_What this task involves_
Go through the listing and pick out each line with the word "Nastavení" in it.
+--
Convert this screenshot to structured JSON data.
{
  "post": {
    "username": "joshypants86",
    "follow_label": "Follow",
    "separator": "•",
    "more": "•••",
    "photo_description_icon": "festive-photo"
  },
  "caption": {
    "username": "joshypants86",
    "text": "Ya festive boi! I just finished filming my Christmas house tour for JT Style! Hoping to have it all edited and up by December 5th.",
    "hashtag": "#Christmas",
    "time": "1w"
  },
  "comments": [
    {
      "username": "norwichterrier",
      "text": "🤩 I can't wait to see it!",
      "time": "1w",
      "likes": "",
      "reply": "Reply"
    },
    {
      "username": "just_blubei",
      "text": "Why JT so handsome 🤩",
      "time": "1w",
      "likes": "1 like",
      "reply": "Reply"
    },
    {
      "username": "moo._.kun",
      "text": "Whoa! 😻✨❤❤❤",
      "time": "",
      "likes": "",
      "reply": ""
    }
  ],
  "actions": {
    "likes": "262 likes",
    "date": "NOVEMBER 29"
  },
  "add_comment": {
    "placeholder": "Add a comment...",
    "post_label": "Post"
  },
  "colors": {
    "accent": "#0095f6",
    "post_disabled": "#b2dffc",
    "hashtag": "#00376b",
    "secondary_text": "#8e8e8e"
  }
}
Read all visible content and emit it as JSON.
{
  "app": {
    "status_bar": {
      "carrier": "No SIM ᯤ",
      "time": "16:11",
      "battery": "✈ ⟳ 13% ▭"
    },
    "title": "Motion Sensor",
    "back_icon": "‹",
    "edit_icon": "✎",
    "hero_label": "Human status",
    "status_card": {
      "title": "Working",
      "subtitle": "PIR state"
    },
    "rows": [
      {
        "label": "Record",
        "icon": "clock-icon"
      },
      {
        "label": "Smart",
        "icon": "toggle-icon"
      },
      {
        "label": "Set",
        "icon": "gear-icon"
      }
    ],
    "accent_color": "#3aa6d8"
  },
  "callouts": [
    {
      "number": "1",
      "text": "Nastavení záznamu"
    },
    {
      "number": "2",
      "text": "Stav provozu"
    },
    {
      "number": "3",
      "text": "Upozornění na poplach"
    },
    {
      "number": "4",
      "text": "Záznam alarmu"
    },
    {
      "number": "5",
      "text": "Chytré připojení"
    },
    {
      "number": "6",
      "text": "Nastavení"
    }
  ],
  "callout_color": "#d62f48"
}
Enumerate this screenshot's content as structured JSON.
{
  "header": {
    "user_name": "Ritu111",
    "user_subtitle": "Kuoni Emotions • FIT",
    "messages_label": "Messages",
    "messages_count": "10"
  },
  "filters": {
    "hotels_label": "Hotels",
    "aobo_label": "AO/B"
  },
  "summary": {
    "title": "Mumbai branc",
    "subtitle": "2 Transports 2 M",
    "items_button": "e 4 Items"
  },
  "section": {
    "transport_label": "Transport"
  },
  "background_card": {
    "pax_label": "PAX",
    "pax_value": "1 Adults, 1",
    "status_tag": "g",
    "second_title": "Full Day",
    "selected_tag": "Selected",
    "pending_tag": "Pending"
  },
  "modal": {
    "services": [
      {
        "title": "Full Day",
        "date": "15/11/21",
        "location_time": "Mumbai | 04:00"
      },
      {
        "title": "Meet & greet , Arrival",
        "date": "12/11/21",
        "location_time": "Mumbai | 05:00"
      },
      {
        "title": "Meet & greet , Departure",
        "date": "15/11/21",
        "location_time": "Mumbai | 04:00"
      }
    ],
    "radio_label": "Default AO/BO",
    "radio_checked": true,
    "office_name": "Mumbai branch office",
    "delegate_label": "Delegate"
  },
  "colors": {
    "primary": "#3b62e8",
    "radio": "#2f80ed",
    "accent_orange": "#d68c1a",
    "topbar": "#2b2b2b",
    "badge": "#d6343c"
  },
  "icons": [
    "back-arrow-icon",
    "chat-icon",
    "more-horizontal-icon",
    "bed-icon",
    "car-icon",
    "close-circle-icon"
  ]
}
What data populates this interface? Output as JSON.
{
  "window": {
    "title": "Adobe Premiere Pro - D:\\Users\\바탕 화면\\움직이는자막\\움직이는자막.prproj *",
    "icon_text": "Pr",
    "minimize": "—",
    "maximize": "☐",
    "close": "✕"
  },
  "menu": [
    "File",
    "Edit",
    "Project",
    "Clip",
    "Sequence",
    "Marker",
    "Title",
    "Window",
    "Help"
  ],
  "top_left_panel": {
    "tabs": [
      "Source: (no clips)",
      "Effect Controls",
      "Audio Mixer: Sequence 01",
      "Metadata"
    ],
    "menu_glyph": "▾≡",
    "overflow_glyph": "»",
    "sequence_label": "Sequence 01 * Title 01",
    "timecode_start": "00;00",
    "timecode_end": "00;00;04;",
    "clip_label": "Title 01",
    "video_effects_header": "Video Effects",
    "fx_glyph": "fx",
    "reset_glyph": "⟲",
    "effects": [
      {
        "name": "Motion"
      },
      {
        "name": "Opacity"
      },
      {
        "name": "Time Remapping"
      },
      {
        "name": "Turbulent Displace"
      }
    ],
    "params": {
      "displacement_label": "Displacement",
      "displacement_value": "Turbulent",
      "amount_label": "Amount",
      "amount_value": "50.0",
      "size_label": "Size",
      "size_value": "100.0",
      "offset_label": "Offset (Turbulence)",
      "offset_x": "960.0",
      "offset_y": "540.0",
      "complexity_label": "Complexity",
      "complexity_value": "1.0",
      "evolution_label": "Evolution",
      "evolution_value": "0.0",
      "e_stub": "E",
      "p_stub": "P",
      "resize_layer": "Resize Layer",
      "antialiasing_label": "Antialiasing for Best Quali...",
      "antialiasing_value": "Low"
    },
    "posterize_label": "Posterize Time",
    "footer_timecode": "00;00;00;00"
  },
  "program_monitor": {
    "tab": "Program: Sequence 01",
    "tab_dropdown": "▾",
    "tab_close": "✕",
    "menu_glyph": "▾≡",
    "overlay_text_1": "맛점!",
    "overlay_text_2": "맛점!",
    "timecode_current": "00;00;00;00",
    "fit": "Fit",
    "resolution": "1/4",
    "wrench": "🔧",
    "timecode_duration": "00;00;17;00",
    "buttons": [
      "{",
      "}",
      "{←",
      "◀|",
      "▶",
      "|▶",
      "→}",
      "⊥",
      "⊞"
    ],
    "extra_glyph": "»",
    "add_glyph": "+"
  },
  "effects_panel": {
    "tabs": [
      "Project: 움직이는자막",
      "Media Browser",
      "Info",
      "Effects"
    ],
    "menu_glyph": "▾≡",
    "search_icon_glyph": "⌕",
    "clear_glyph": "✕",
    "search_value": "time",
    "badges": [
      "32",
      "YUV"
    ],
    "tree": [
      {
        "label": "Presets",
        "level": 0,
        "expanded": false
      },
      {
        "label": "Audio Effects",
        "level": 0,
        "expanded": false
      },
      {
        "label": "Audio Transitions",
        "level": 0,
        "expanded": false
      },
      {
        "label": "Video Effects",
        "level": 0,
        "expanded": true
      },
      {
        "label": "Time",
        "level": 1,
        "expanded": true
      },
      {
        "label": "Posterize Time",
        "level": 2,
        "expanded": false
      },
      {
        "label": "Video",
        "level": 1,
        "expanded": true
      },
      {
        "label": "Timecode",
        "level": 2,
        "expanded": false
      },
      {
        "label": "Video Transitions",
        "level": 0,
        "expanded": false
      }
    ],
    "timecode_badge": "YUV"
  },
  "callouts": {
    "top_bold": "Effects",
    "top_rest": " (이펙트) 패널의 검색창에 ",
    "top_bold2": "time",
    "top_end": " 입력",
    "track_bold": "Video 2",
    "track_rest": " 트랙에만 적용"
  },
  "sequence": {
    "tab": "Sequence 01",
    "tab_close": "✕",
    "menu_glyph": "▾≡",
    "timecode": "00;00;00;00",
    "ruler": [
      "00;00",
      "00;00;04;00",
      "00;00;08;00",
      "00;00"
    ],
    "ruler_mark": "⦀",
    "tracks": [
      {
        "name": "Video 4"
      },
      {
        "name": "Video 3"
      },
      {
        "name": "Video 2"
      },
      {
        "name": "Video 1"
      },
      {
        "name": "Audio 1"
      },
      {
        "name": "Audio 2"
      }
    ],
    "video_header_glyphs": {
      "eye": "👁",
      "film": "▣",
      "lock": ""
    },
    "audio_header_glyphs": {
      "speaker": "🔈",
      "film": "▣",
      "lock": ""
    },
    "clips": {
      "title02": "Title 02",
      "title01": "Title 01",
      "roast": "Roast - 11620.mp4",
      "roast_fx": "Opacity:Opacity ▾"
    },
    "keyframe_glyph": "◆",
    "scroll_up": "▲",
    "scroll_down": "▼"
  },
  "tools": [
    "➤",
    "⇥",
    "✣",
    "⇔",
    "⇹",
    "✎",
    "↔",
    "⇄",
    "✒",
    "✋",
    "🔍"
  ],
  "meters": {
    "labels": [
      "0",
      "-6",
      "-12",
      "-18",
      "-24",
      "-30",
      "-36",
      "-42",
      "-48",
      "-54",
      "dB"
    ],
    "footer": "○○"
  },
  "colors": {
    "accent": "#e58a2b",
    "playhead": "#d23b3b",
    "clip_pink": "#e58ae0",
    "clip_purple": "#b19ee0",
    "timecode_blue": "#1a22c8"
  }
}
+--
_Task response_
      "text": "Nastavení záznamu"
      "text": "Nastavení"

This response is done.